▶ Work to complete
Copy every line that mentions the word "Severance".

▶ Lines of data
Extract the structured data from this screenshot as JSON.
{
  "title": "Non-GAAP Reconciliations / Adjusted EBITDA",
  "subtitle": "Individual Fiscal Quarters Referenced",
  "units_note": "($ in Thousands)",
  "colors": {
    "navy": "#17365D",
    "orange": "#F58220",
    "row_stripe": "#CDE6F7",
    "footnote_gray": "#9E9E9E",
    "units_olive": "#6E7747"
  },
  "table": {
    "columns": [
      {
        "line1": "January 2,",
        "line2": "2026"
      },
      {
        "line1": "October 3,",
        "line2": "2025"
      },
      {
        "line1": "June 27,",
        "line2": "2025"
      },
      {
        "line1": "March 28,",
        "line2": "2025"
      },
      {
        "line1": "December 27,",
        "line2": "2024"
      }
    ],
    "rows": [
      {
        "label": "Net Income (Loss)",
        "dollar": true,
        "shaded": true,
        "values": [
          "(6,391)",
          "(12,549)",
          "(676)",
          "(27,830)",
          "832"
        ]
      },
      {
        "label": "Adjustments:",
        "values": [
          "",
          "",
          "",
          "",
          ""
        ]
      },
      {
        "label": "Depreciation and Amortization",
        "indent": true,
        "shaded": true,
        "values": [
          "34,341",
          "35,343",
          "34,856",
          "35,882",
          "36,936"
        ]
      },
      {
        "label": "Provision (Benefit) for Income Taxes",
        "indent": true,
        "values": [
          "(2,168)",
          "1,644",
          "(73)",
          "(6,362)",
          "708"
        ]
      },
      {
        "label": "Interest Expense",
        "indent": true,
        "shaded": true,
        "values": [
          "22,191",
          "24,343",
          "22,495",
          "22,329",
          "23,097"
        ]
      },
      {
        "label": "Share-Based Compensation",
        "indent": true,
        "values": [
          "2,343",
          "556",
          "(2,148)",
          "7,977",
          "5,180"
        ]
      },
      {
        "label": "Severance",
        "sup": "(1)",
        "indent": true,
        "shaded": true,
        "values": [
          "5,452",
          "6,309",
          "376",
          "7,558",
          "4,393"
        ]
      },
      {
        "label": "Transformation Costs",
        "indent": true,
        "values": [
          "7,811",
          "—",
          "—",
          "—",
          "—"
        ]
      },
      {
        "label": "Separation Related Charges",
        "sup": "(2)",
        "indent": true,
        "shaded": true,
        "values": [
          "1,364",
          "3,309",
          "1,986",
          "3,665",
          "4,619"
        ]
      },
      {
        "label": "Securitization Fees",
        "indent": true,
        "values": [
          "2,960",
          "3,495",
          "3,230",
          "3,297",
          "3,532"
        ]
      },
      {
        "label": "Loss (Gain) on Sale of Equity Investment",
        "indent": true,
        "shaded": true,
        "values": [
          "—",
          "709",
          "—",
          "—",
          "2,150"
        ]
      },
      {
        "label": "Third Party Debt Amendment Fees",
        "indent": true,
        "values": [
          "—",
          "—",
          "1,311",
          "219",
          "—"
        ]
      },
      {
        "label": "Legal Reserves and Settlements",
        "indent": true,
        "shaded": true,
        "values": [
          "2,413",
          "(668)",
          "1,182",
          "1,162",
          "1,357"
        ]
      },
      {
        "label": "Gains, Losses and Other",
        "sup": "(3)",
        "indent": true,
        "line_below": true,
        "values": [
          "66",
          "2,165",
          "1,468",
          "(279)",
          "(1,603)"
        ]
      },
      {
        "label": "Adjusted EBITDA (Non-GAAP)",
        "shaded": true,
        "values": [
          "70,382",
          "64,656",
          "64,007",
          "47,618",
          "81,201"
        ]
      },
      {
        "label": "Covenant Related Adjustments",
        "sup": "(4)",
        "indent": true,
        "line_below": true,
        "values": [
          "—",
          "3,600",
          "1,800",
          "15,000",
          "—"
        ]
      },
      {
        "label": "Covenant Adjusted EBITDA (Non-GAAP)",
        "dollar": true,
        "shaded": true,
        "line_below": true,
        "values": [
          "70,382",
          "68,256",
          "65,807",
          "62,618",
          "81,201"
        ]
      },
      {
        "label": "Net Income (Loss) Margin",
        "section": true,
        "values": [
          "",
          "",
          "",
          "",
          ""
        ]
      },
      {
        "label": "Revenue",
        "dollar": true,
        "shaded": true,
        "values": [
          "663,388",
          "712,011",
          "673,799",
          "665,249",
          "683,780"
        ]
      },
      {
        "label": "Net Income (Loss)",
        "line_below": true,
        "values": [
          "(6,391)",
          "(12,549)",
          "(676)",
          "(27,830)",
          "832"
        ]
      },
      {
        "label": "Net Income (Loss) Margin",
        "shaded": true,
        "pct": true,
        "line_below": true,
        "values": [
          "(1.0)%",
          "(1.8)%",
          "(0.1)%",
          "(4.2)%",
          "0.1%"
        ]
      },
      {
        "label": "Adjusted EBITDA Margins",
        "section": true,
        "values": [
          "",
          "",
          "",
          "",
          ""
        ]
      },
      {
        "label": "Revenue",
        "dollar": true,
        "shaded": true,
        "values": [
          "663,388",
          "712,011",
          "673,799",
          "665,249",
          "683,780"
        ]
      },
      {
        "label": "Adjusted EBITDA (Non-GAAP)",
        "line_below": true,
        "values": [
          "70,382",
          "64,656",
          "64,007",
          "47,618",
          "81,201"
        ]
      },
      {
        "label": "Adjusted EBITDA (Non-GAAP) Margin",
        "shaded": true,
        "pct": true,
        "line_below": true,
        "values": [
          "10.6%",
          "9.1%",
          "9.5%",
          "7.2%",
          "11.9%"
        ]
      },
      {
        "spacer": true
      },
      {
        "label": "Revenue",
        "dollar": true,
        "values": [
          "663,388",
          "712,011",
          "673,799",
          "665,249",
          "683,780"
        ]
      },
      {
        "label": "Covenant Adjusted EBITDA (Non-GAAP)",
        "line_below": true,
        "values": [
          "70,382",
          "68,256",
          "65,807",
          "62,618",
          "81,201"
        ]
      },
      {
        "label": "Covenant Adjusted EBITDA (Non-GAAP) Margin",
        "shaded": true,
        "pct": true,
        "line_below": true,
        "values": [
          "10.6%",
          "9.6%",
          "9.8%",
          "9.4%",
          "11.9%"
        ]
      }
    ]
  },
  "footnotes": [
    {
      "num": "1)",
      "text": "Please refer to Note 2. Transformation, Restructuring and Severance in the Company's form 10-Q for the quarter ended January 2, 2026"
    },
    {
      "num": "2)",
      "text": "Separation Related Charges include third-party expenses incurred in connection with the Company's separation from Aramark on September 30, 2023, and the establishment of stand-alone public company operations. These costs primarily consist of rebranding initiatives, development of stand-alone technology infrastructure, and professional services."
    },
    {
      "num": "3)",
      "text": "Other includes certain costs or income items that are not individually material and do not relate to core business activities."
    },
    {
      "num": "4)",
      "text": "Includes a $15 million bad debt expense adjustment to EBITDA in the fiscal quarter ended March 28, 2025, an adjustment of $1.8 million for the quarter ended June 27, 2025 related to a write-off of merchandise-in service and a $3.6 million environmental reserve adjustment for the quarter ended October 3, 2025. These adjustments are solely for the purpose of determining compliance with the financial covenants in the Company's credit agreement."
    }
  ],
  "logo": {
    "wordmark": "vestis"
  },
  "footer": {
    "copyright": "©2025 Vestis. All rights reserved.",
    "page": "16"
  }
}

▶ Written answer
        "label": "Severance",
      "text": "Please refer to Note 2. Transformation, Restructuring and Severance in the Company's form 10-Q for the quarter ended January 2, 2026"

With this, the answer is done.